(Dataset excerpts)
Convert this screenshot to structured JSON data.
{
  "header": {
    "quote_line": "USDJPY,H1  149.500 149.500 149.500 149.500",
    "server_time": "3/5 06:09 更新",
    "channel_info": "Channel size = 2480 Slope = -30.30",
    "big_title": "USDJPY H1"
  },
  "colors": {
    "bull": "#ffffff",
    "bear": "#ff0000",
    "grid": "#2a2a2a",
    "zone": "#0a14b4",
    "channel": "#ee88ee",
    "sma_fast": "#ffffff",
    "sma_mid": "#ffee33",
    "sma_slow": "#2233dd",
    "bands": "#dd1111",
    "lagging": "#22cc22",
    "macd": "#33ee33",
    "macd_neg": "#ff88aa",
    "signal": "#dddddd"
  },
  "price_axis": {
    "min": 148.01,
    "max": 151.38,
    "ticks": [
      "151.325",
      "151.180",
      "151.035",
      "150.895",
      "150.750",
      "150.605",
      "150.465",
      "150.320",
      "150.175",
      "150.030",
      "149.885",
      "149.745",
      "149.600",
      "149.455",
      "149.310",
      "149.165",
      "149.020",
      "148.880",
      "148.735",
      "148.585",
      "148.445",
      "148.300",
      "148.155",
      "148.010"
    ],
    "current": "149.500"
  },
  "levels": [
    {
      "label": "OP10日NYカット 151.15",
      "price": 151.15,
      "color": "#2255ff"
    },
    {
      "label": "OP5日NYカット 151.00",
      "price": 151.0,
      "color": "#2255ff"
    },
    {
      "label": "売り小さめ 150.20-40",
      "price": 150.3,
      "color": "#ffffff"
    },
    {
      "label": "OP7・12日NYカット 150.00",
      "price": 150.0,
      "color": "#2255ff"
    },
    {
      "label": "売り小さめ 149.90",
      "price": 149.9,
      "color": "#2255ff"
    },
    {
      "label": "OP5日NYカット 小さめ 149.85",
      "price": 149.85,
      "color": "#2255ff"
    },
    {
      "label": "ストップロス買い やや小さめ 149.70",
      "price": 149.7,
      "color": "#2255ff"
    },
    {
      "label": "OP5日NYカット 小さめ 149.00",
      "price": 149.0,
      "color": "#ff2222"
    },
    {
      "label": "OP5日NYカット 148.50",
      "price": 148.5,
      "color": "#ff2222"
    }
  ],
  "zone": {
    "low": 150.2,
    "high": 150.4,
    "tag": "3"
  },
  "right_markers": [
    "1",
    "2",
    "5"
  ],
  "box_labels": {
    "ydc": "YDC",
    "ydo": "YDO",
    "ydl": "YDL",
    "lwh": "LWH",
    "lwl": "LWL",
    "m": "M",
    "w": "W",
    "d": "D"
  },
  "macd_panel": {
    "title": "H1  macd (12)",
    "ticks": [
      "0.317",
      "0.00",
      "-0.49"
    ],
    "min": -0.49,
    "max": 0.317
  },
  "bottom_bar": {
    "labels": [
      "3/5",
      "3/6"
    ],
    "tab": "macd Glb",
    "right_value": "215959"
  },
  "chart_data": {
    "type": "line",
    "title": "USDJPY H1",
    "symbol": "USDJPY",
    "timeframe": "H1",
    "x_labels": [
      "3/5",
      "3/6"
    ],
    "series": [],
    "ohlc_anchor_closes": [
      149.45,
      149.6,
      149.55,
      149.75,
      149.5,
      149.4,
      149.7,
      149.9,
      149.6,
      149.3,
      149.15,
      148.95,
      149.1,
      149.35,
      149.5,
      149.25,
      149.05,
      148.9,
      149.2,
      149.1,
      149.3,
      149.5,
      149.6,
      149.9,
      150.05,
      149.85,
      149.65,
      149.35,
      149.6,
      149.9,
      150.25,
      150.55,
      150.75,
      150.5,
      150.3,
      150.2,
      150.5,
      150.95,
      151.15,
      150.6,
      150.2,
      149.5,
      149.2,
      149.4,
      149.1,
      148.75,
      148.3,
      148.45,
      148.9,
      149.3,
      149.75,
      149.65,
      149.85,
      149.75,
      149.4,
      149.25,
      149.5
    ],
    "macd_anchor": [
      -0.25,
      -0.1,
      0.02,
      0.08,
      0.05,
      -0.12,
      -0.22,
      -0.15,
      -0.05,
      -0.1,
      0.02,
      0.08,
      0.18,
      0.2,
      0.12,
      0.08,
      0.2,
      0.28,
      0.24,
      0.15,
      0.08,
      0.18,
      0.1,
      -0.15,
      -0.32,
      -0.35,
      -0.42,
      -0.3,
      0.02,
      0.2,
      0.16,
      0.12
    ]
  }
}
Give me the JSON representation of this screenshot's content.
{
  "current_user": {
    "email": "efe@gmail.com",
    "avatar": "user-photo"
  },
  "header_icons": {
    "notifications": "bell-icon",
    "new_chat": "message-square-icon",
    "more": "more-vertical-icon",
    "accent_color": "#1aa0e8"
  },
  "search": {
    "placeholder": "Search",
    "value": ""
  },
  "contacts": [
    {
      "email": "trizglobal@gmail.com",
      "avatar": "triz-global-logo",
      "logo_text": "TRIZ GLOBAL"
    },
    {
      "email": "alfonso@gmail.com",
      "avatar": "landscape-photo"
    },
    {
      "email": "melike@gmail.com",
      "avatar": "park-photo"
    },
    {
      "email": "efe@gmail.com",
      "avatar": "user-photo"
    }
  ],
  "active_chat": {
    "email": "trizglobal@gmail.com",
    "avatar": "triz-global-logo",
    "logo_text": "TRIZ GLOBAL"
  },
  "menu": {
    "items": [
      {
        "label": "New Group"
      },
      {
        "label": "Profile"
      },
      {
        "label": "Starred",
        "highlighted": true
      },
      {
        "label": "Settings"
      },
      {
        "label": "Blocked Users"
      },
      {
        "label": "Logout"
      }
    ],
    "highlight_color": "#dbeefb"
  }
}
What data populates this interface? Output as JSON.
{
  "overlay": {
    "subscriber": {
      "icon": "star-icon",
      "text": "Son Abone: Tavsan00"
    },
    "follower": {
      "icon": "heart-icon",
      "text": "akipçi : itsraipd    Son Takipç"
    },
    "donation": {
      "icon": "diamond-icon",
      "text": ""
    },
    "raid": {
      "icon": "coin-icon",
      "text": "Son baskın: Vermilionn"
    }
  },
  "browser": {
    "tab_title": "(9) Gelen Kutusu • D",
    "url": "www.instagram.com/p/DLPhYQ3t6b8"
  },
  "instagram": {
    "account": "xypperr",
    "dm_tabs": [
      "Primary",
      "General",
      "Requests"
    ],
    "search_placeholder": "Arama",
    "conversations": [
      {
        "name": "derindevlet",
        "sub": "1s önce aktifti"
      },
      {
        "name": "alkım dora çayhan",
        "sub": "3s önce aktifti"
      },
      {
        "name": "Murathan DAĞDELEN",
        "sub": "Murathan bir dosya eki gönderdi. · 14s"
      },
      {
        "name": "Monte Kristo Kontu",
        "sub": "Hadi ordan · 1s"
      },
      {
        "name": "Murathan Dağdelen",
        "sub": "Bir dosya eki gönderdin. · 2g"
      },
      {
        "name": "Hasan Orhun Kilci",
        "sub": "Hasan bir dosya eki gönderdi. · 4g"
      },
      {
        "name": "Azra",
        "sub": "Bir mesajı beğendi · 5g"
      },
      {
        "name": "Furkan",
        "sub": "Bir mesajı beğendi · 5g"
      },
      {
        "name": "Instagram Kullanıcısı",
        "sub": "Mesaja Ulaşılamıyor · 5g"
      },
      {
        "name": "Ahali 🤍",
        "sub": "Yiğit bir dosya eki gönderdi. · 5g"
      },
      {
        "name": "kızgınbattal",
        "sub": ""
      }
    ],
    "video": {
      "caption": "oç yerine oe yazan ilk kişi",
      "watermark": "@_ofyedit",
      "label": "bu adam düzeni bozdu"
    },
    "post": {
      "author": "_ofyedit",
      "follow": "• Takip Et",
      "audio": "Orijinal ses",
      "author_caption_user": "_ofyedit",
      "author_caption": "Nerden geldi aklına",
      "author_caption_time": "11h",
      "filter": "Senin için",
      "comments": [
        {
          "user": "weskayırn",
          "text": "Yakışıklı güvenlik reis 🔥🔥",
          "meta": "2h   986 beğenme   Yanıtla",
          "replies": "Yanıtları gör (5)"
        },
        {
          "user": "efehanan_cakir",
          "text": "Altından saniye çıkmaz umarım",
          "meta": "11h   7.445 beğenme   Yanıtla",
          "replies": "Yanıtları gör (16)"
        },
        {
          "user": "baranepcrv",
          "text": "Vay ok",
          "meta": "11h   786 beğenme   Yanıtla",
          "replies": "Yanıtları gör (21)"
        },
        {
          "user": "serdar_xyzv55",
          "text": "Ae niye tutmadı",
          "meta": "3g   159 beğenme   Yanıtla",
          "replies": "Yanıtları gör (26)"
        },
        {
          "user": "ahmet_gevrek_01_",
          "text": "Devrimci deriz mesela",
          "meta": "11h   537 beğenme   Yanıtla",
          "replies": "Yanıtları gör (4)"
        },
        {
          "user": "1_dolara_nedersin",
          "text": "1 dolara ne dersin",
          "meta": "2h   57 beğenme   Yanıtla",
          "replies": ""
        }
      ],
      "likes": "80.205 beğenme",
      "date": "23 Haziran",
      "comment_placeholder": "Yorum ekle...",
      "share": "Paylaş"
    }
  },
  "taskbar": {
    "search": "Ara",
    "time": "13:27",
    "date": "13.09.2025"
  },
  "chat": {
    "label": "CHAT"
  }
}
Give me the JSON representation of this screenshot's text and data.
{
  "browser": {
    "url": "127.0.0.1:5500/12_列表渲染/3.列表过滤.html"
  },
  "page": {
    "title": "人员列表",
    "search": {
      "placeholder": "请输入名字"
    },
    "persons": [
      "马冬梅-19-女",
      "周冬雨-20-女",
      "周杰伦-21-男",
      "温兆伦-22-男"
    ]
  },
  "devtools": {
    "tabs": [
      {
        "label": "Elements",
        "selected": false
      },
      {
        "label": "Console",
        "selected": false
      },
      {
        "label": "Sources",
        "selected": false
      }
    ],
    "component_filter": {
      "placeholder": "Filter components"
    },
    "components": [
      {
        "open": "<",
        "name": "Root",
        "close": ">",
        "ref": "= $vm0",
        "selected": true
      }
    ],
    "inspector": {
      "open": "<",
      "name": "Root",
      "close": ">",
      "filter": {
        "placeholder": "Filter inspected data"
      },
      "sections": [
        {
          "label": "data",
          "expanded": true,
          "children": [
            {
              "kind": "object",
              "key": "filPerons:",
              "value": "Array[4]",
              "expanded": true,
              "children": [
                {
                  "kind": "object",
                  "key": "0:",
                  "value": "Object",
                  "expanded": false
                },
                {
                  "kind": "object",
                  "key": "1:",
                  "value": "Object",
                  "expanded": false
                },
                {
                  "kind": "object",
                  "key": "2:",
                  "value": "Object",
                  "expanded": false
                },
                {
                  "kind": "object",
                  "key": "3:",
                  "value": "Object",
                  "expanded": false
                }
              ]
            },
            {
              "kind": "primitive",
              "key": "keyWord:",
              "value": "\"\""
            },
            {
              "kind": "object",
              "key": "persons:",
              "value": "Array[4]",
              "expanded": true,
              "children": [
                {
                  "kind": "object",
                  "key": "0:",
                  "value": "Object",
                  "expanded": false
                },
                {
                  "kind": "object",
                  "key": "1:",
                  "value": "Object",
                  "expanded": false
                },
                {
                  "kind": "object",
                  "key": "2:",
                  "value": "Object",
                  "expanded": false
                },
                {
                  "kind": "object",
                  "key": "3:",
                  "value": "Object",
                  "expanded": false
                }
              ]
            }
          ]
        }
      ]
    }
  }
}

__GIVEN PROBLEM__: Search the lines for "önce". Copy each line that has it.

__THE OUTPUT__:
        "sub": "1s önce aktifti"
        "sub": "3s önce aktifti"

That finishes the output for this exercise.